*Task details*: Pick out each line below containing "this".

*Dataset records*:
====

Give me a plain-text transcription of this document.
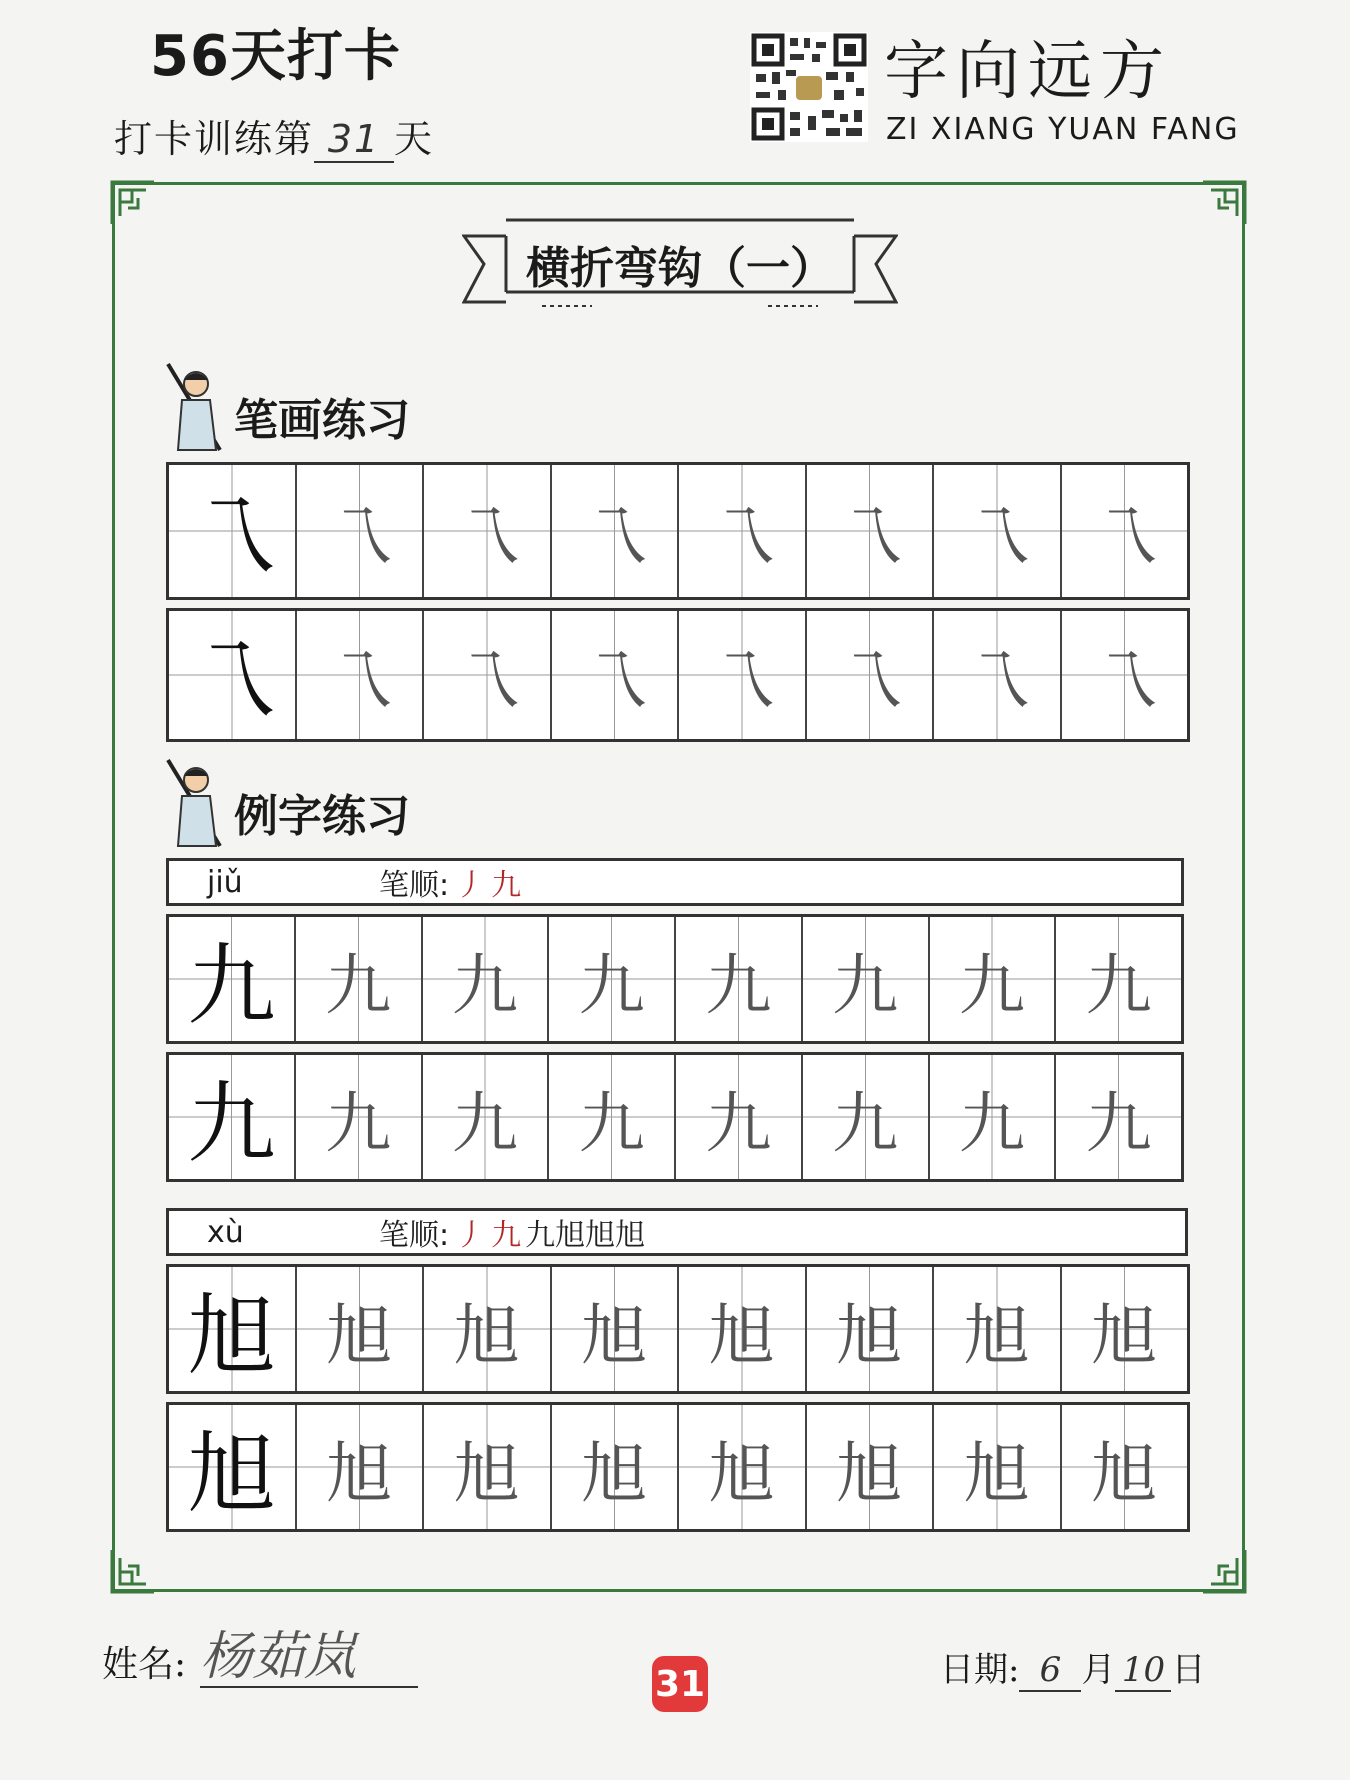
56天打卡
打卡训练第 31 天
字向远方
ZI XIANG YUAN FANG
横折弯钩（一）
笔画练习
乁 乁 乁 乁 乁 乁 乁 乁
乁 乁 乁 乁 乁 乁 乁 乁
例字练习
jiǔ	笔顺: 丿 九
九 九 九 九 九 九 九 九
九 九 九 九 九 九 九 九
xù	笔顺: 丿 九 九旭旭旭
旭 旭 旭 旭 旭 旭 旭 旭
旭 旭 旭 旭 旭 旭 旭 旭
姓名: 杨茹岚	31	日期: 6 月 10 日
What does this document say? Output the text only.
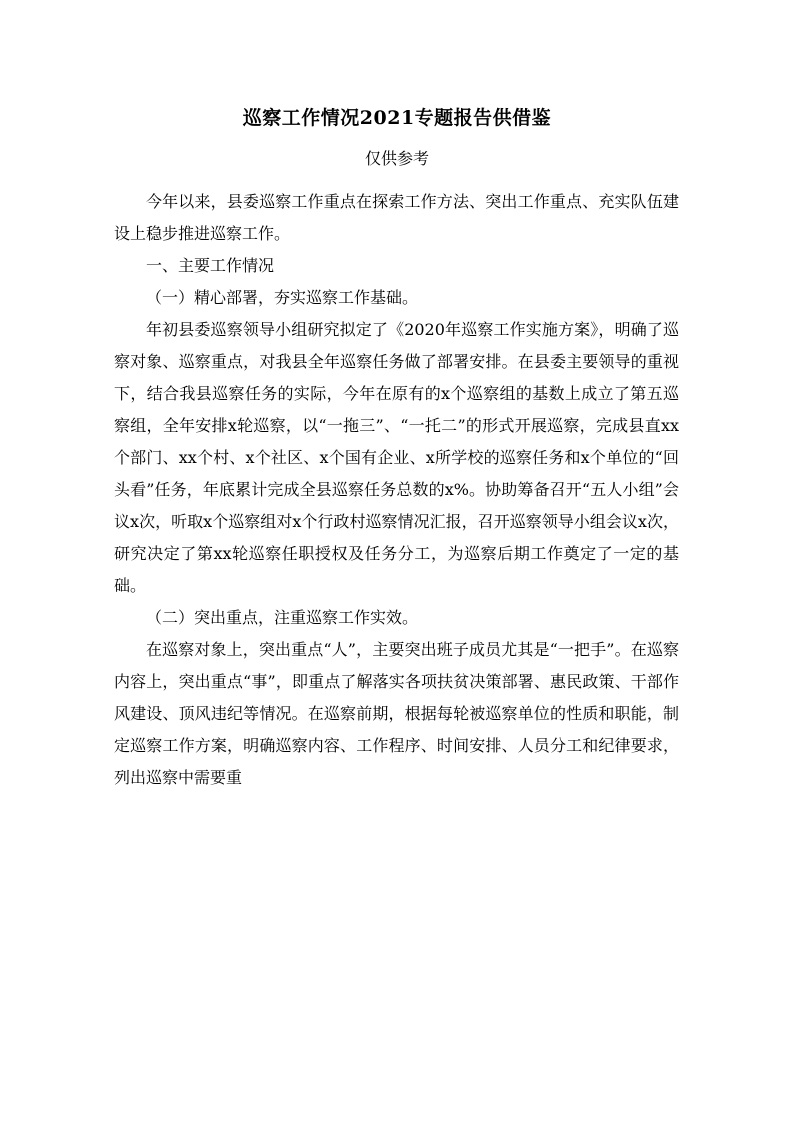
巡察工作情况2021专题报告供借鉴
仅供参考

今年以来，县委巡察工作重点在探索工作方法、突出工作重点、充实队伍建设上稳步推进巡察工作。

一、主要工作情况

（一）精心部署，夯实巡察工作基础。

年初县委巡察领导小组研究拟定了《2020年巡察工作实施方案》，明确了巡察对象、巡察重点，对我县全年巡察任务做了部署安排。在县委主要领导的重视下，结合我县巡察任务的实际，今年在原有的x个巡察组的基数上成立了第五巡察组，全年安排x轮巡察，以“一拖三”、“一托二”的形式开展巡察，完成县直xx个部门、xx个村、x个社区、x个国有企业、x所学校的巡察任务和x个单位的“回头看”任务，年底累计完成全县巡察任务总数的x%。协助筹备召开“五人小组”会议x次，听取x个巡察组对x个行政村巡察情况汇报，召开巡察领导小组会议x次，研究决定了第xx轮巡察任职授权及任务分工，为巡察后期工作奠定了一定的基础。

（二）突出重点，注重巡察工作实效。

在巡察对象上，突出重点“人”，主要突出班子成员尤其是“一把手”。在巡察内容上，突出重点“事”，即重点了解落实各项扶贫决策部署、惠民政策、干部作风建设、顶风违纪等情况。在巡察前期，根据每轮被巡察单位的性质和职能，制定巡察工作方案，明确巡察内容、工作程序、时间安排、人员分工和纪律要求，列出巡察中需要重
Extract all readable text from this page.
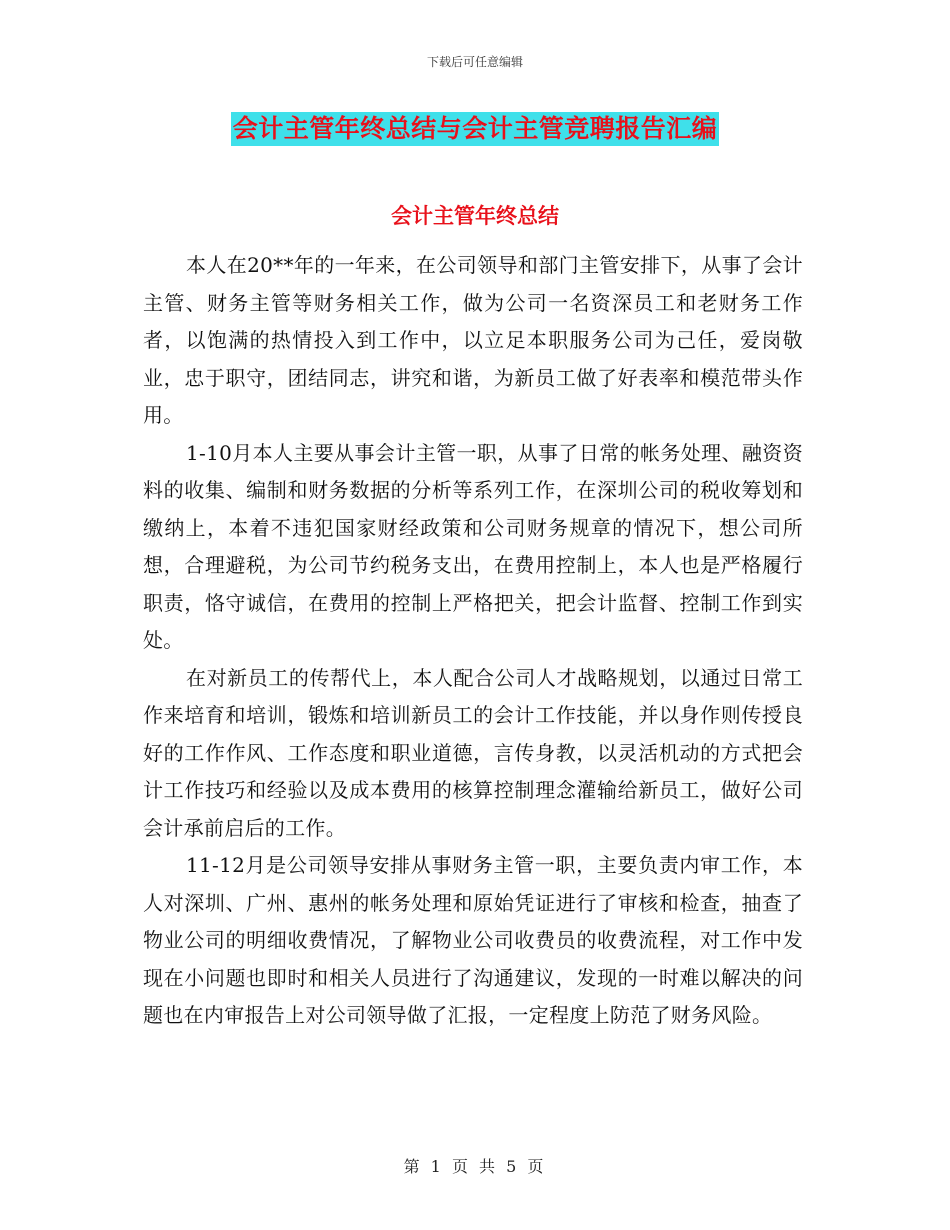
下载后可任意编辑
会计主管年终总结与会计主管竞聘报告汇编
会计主管年终总结

本人在20**年的一年来，在公司领导和部门主管安排下，从事了会计主管、财务主管等财务相关工作，做为公司一名资深员工和老财务工作者，以饱满的热情投入到工作中，以立足本职服务公司为己任，爱岗敬业，忠于职守，团结同志，讲究和谐，为新员工做了好表率和模范带头作用。

1-10月本人主要从事会计主管一职，从事了日常的帐务处理、融资资料的收集、编制和财务数据的分析等系列工作，在深圳公司的税收筹划和缴纳上，本着不违犯国家财经政策和公司财务规章的情况下，想公司所想，合理避税，为公司节约税务支出，在费用控制上，本人也是严格履行职责，恪守诚信，在费用的控制上严格把关，把会计监督、控制工作到实处。

在对新员工的传帮代上，本人配合公司人才战略规划，以通过日常工作来培育和培训，锻炼和培训新员工的会计工作技能，并以身作则传授良好的工作作风、工作态度和职业道德，言传身教，以灵活机动的方式把会计工作技巧和经验以及成本费用的核算控制理念灌输给新员工，做好公司会计承前启后的工作。

11-12月是公司领导安排从事财务主管一职，主要负责内审工作，本人对深圳、广州、惠州的帐务处理和原始凭证进行了审核和检查，抽查了物业公司的明细收费情况，了解物业公司收费员的收费流程，对工作中发现在小问题也即时和相关人员进行了沟通建议，发现的一时难以解决的问题也在内审报告上对公司领导做了汇报，一定程度上防范了财务风险。

第 1 页 共 5 页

====

*Correct answer*:
Give me a plain-text transcription of this document.
What does this document say? Output the text only.
Extract all readable text from this page.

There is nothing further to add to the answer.